%%

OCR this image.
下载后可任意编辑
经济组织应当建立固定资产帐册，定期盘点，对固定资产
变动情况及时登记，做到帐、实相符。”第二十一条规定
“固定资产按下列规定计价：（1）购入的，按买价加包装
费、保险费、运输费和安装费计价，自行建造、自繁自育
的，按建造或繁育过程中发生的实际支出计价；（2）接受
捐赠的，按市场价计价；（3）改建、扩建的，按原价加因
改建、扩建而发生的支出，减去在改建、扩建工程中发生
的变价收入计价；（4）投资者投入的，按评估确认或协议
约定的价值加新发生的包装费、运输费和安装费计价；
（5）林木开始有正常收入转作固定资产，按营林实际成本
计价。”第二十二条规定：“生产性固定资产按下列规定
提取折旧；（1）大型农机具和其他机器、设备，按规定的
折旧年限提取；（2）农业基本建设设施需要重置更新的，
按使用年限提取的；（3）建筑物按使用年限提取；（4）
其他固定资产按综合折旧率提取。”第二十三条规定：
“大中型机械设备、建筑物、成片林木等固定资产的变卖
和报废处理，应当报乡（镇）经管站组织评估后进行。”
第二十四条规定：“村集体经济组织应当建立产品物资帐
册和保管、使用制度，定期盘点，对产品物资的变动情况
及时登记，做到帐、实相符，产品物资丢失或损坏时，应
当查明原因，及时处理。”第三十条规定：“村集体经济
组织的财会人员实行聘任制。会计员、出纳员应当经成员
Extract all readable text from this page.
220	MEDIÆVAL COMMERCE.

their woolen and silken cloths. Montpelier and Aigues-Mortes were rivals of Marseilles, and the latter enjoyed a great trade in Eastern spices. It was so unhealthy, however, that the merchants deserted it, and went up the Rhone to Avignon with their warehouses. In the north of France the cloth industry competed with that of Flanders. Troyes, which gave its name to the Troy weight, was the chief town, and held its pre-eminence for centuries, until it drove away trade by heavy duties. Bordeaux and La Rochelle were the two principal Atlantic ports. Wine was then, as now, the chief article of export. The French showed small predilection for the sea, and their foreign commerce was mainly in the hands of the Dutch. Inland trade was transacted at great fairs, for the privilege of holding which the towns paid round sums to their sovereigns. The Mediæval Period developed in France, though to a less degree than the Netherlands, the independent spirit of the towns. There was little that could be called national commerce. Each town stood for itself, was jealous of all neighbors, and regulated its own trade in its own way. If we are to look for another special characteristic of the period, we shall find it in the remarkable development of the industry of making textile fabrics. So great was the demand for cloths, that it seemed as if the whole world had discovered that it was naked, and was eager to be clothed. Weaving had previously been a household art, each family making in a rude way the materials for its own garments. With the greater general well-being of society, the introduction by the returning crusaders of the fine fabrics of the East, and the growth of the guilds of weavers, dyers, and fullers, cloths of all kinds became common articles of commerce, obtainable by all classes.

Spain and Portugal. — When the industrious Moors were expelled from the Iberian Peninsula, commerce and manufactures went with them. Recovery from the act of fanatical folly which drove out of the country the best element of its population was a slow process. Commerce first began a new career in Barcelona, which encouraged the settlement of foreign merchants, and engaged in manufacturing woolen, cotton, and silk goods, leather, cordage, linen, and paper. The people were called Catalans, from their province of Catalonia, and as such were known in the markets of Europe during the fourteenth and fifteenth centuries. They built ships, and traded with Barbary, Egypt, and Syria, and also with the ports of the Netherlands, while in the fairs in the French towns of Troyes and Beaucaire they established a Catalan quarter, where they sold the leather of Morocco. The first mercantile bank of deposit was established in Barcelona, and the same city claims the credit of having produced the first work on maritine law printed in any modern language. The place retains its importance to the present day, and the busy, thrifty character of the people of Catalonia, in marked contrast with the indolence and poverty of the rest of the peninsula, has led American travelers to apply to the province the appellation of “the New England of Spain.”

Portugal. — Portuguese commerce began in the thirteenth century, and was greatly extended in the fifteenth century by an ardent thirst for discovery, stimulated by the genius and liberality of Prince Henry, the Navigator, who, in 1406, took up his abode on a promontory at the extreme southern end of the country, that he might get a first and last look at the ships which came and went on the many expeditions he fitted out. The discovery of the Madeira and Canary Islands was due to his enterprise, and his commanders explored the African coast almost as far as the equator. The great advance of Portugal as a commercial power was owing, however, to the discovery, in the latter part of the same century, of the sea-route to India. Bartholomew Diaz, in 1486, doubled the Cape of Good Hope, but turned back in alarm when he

%%

## PROMPT
Write out every line from the entries where "运输费和安装费计价" appears.

## EXERCISE ANSWER
费、保险费、运输费和安装费计价，自行建造、自繁自育
约定的价值加新发生的包装费、运输费和安装费计价；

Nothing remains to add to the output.